• _Work to complete_:
Find every line in the records that holds the string "this". Copy each one.

• _Given data_:
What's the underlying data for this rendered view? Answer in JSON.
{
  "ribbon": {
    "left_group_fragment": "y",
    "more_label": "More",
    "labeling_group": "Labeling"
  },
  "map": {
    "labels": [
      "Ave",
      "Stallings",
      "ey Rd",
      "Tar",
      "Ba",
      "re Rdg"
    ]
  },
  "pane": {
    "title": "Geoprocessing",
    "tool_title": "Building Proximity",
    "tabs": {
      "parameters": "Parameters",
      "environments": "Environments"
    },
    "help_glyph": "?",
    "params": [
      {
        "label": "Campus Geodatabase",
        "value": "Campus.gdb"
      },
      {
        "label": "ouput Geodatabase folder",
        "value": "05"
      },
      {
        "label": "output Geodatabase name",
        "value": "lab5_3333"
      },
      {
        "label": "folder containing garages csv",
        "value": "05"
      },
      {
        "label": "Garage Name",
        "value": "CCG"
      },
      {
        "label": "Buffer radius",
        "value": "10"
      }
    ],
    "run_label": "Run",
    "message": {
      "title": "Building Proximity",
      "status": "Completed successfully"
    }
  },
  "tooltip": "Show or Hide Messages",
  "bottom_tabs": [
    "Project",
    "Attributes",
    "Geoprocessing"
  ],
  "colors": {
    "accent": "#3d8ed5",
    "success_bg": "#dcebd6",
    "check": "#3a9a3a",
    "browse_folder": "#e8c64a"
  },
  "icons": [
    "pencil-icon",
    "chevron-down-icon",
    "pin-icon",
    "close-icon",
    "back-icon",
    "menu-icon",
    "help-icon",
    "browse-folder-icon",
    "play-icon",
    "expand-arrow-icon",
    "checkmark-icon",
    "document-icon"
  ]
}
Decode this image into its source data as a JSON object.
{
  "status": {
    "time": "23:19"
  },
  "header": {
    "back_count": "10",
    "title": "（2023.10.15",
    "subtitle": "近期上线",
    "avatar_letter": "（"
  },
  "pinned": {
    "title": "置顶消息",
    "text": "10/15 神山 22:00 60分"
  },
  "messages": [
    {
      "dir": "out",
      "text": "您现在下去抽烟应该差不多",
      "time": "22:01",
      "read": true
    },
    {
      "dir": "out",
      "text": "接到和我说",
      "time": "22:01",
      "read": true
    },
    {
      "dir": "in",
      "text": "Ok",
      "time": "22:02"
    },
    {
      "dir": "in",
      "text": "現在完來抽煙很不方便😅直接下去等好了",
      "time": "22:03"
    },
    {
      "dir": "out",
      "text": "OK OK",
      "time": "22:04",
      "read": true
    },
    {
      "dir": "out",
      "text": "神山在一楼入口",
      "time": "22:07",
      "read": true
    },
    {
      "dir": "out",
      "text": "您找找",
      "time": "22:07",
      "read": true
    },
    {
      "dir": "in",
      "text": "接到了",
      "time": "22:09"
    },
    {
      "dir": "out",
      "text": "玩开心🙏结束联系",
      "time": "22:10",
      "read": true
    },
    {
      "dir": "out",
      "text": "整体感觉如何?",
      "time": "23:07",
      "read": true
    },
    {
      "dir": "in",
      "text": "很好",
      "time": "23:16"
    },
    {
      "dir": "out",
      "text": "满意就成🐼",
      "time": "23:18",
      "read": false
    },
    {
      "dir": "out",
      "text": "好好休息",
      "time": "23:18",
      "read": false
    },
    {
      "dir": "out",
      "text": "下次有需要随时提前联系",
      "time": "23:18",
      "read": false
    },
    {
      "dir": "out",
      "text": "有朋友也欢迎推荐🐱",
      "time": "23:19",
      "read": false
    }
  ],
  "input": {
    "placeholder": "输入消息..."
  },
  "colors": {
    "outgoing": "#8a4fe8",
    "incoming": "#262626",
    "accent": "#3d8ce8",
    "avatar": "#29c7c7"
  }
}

• _Expected answer_:
What's the underlying data for this rendered view? Answer in JSON.
Decode this image into its source data as a JSON object.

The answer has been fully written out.